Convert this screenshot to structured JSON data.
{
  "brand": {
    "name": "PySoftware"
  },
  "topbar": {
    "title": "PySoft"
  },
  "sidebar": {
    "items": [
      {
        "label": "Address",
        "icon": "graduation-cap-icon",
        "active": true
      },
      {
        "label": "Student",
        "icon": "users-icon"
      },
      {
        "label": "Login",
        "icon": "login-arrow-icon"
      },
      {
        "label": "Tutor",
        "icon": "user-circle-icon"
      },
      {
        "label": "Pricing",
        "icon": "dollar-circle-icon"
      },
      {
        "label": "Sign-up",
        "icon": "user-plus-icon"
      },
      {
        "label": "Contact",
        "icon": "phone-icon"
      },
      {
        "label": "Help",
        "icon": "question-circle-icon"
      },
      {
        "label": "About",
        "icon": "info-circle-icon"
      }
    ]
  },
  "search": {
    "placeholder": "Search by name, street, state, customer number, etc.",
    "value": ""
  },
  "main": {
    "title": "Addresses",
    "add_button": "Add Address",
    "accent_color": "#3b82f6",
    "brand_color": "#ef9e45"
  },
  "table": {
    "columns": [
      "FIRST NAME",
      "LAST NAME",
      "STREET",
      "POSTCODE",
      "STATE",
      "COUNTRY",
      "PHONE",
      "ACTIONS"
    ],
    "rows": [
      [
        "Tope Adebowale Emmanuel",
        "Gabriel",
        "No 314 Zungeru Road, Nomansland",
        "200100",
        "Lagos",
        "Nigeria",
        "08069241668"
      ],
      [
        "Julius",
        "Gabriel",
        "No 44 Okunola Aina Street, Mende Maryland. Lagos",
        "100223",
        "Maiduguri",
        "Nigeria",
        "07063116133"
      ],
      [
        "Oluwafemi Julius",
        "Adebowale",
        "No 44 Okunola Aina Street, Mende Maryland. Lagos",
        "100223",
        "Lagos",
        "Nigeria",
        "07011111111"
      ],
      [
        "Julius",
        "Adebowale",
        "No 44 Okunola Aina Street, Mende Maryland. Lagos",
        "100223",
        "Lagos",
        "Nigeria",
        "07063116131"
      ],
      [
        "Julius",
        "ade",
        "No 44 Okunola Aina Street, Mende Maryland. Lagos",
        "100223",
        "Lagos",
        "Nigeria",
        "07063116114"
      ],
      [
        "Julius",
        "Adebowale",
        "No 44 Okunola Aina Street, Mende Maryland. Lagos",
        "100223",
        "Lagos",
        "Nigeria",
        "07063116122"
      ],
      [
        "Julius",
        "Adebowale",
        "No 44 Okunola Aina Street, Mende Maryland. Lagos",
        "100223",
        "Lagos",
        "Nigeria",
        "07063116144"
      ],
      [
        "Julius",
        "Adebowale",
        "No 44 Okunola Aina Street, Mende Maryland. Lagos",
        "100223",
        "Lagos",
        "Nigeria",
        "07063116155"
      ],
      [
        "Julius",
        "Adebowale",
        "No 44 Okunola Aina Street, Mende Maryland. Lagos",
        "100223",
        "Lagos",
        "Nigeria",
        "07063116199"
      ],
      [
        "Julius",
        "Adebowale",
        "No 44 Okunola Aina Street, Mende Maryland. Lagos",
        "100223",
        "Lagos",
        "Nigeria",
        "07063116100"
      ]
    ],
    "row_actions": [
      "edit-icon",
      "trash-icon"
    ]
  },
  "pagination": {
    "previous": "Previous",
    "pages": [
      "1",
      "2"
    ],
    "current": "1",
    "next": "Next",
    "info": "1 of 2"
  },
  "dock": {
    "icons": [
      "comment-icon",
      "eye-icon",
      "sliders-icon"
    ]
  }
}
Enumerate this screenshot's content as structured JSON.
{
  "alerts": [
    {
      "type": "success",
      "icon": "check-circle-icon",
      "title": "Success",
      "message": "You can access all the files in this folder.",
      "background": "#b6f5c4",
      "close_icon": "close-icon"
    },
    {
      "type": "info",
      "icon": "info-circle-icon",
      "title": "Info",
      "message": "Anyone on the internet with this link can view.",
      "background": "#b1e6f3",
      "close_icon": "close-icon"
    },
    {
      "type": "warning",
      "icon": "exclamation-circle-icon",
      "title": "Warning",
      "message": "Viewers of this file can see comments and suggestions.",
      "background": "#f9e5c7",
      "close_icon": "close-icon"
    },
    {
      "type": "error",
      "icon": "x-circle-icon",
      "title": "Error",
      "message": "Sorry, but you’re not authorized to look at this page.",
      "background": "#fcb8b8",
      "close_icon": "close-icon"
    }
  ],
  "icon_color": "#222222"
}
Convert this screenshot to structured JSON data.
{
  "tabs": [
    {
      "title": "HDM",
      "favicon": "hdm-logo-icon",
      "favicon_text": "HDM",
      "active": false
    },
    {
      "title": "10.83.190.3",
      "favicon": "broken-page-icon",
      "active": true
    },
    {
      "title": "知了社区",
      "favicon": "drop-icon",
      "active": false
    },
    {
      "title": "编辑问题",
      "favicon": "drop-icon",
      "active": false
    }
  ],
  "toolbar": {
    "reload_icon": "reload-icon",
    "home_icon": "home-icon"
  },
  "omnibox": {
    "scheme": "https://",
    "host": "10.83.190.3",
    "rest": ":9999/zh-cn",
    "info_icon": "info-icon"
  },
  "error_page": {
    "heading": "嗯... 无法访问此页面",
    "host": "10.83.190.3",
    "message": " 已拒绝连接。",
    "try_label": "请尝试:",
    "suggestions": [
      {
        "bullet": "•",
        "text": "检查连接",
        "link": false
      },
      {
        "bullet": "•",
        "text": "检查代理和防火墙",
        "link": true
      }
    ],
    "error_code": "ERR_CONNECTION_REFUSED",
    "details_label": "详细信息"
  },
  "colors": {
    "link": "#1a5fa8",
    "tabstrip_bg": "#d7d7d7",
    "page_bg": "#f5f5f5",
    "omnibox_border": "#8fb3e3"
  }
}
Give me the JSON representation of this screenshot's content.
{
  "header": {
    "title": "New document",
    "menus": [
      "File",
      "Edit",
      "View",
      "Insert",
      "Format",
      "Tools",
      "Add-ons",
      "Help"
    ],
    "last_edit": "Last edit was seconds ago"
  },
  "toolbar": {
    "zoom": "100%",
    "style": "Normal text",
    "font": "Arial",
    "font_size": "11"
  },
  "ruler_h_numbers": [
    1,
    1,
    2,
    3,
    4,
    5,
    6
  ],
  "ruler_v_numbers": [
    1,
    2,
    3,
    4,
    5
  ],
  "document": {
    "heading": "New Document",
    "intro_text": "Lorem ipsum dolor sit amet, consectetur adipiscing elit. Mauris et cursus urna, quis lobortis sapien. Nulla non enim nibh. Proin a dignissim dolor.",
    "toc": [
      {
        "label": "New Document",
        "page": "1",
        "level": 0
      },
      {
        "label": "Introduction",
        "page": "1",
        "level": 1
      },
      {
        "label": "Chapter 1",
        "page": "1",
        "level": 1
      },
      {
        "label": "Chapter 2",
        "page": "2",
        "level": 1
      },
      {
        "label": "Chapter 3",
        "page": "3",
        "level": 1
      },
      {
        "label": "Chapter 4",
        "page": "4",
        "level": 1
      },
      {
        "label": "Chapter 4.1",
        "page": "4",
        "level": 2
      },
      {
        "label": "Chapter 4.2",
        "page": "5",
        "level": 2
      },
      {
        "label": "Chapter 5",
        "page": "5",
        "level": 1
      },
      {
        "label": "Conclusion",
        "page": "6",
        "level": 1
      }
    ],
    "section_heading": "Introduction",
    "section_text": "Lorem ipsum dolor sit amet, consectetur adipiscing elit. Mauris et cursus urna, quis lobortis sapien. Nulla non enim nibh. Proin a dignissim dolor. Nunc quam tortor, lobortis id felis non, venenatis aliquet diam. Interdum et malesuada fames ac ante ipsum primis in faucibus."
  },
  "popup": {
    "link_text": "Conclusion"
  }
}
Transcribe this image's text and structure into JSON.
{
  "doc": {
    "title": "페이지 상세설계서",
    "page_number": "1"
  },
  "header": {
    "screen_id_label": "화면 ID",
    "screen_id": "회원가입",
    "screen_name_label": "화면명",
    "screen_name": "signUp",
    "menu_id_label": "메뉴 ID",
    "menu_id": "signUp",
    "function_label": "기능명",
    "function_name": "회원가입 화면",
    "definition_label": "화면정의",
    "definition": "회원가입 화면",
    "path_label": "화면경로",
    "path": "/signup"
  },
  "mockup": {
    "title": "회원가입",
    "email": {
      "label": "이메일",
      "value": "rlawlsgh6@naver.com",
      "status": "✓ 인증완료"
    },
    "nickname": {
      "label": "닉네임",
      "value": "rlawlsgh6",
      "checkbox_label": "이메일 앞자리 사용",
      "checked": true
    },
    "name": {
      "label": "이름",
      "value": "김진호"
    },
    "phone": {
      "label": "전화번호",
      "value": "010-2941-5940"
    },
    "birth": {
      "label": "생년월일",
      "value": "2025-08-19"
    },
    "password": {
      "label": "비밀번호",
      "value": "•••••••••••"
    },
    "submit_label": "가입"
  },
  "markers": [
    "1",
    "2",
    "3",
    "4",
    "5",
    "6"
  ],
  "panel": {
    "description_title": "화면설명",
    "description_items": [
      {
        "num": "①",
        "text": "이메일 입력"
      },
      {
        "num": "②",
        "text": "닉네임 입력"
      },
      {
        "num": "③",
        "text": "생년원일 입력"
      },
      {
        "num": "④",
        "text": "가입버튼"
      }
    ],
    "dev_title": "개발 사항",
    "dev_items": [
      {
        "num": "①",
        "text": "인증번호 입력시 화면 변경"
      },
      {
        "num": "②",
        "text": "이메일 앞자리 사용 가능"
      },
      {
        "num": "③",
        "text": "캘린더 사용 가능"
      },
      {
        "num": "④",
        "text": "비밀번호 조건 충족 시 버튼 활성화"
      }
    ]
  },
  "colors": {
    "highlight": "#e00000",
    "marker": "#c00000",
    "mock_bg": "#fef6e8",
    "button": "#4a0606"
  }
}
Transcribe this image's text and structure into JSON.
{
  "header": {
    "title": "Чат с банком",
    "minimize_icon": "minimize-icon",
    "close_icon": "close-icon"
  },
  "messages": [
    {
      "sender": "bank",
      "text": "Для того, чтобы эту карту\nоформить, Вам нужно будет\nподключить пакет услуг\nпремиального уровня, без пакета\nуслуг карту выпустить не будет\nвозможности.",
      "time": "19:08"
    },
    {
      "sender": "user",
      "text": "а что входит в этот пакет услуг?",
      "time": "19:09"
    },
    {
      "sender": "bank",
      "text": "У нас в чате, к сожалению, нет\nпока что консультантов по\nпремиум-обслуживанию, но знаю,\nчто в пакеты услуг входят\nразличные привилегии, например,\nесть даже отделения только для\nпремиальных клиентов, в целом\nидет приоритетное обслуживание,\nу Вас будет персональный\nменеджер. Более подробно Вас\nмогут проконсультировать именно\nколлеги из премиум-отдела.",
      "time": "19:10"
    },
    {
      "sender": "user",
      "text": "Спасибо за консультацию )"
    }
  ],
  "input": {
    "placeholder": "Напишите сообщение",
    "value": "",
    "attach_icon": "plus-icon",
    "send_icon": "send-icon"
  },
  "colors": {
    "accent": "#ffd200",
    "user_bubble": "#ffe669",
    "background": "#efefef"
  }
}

* [Problem]
Where a line in the material contains "placeholder", copy that line.

* [Solved problem]
    "placeholder": "Search by name, street, state, customer number, etc.",
    "placeholder": "Напишите сообщение",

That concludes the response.